* start Records supplied *

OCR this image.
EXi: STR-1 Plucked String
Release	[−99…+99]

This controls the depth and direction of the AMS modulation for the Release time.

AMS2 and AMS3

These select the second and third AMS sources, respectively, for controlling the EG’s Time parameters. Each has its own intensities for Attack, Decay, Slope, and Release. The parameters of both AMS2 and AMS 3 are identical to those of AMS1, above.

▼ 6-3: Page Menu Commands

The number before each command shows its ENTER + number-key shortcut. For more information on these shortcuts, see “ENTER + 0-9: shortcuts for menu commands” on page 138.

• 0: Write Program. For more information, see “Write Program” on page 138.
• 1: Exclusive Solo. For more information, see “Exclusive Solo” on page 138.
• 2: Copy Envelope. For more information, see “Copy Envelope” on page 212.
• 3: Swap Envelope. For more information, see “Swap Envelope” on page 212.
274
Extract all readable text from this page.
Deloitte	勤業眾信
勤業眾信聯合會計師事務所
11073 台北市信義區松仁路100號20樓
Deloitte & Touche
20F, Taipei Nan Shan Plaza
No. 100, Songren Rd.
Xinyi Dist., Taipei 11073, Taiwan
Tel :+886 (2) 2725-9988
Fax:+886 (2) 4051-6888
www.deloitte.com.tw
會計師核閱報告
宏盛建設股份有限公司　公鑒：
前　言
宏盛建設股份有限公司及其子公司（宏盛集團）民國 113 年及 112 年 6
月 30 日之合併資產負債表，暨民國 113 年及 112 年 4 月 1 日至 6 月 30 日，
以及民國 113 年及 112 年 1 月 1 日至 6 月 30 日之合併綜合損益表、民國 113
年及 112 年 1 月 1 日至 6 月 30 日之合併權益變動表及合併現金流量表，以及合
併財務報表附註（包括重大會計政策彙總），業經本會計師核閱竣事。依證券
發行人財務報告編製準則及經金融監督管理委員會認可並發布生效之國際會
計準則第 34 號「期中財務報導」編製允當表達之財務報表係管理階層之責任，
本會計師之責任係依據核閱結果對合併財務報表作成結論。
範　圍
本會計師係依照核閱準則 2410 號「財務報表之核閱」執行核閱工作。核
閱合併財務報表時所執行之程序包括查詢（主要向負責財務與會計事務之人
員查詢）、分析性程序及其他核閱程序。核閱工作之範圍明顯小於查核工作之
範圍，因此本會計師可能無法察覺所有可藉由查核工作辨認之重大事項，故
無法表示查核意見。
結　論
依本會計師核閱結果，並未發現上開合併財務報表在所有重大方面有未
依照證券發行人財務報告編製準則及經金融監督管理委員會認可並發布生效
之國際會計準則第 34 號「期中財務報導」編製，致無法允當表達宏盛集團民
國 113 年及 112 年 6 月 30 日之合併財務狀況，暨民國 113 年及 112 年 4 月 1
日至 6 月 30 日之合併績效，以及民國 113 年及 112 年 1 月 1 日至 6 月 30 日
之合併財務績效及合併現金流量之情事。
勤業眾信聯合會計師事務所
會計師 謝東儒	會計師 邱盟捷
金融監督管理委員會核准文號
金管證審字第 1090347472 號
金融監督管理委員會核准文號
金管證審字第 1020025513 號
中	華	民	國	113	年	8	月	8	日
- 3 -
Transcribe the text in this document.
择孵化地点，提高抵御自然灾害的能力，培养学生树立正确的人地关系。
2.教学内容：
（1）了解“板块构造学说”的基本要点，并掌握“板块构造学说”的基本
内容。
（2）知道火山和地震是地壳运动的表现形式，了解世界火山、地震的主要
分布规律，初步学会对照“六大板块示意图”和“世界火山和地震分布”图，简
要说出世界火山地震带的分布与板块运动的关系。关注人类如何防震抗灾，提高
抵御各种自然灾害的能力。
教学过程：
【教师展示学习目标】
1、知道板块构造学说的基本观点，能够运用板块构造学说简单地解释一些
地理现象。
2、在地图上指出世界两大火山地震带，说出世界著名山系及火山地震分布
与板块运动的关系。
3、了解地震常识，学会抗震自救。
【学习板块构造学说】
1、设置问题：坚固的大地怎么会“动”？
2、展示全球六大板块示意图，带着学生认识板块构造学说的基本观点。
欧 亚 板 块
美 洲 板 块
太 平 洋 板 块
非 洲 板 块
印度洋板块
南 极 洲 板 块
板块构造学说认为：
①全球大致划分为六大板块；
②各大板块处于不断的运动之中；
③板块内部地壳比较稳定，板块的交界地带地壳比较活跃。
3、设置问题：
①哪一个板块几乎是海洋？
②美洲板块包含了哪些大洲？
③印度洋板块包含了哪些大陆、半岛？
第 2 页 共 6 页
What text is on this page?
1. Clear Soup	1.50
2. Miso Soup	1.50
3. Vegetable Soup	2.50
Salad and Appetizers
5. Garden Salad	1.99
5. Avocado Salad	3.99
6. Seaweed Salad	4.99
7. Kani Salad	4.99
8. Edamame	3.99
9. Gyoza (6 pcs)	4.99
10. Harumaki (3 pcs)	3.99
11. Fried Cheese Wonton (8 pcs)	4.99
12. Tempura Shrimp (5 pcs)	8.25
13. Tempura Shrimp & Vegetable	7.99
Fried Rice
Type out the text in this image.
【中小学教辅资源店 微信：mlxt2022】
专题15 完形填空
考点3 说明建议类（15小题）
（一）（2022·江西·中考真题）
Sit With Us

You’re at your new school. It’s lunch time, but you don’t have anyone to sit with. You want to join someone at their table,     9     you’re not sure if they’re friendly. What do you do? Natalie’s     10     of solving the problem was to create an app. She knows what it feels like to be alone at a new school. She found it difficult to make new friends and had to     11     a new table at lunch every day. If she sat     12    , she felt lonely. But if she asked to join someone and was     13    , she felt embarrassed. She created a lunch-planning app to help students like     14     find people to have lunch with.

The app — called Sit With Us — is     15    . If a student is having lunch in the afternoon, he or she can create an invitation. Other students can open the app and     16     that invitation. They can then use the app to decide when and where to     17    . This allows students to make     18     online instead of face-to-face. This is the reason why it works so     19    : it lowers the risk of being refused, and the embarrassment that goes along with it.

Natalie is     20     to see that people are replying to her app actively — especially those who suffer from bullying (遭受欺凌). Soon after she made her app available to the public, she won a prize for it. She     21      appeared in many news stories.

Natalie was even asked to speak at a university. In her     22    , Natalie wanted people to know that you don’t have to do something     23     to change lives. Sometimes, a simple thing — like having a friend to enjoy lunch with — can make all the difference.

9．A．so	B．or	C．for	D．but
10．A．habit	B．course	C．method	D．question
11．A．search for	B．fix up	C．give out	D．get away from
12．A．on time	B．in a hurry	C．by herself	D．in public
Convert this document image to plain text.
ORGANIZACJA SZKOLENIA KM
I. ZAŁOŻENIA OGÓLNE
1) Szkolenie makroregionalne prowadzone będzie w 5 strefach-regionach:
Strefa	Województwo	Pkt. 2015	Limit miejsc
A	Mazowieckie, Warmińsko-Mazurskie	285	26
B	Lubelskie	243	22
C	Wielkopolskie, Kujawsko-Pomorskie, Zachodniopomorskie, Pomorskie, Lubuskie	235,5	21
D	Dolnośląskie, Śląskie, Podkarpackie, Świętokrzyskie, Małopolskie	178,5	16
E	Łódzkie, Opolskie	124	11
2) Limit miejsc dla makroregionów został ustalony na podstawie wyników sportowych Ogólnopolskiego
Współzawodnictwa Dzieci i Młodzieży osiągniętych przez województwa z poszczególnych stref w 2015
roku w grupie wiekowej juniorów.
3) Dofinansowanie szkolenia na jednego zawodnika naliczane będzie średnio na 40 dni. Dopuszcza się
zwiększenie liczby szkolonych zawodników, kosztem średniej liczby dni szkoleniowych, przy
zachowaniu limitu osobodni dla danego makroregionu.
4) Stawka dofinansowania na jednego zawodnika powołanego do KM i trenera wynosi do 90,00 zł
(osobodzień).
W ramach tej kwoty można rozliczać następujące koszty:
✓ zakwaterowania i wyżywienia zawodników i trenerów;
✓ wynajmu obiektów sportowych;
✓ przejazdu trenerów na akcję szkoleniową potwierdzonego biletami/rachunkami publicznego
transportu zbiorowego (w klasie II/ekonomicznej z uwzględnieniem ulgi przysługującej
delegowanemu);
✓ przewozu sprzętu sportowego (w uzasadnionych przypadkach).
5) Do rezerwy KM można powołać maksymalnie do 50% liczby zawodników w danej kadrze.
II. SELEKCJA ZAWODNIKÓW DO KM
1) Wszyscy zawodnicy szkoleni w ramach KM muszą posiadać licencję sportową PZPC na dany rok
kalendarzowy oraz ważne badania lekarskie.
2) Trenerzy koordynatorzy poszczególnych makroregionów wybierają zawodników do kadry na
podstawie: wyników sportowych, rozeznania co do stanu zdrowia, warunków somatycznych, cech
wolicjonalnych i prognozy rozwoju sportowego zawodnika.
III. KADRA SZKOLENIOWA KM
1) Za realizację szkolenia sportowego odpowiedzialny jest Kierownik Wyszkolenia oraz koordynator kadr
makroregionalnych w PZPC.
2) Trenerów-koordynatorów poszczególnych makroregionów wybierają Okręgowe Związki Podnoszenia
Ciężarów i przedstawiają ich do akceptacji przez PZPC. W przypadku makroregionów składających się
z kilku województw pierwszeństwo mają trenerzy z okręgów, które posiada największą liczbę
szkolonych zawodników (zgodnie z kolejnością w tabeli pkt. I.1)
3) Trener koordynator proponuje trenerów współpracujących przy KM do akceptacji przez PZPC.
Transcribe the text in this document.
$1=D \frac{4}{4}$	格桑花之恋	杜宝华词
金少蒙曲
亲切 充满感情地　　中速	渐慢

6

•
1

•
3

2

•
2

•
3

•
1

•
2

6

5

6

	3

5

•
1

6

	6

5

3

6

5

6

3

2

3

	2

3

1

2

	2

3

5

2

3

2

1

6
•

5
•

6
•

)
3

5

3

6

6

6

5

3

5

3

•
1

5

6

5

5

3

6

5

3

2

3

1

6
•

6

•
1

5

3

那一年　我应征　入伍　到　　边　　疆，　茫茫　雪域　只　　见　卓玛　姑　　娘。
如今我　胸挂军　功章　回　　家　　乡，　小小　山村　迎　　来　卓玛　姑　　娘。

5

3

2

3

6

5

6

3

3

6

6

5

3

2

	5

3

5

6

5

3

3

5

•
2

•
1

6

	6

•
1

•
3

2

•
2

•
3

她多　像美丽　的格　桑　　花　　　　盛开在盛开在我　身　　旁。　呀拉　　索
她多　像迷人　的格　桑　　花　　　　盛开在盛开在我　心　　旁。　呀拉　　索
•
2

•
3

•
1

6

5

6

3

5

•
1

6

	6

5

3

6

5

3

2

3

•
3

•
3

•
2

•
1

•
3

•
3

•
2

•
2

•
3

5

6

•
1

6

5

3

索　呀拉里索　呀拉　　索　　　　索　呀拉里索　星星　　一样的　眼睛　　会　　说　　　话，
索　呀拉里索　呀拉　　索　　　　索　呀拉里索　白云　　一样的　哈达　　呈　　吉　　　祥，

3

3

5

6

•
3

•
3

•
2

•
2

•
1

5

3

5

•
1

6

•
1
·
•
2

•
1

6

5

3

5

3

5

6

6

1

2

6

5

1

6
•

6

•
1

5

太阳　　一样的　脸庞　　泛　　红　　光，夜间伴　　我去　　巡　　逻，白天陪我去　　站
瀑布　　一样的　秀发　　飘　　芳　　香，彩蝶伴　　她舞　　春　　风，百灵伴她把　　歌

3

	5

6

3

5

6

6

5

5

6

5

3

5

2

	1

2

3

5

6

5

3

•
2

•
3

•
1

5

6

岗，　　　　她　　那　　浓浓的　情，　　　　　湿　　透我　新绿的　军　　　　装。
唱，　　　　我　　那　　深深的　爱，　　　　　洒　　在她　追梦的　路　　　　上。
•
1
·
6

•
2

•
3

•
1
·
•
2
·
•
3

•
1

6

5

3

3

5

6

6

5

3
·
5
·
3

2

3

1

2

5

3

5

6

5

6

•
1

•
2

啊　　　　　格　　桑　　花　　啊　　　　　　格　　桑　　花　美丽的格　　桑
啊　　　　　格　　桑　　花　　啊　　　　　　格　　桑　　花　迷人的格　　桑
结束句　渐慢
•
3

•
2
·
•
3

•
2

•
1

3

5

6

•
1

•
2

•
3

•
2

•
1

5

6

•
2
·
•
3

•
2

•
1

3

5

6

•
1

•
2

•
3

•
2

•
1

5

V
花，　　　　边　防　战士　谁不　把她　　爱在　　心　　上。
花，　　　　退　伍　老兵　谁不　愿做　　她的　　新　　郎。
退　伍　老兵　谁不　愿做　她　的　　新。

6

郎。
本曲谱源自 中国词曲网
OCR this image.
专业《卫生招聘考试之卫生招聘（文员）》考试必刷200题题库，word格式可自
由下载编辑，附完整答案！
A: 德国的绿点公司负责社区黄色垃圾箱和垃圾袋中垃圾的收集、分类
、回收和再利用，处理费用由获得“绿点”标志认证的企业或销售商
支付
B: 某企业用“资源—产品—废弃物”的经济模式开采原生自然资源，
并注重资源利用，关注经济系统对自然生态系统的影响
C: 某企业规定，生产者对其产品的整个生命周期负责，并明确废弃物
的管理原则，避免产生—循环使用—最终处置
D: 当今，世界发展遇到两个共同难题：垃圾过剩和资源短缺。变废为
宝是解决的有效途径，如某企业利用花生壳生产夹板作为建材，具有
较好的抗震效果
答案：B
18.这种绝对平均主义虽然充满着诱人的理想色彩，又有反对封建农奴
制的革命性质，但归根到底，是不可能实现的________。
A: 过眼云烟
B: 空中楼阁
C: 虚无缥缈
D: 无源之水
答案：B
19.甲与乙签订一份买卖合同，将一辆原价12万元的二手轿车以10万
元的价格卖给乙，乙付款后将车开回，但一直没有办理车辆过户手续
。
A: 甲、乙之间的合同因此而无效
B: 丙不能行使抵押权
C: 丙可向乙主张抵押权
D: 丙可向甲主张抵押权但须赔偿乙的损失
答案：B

* end Records supplied *

The answer is a single number: how many lines include the word "zawodnika"?

**Solution to this exercise:**
3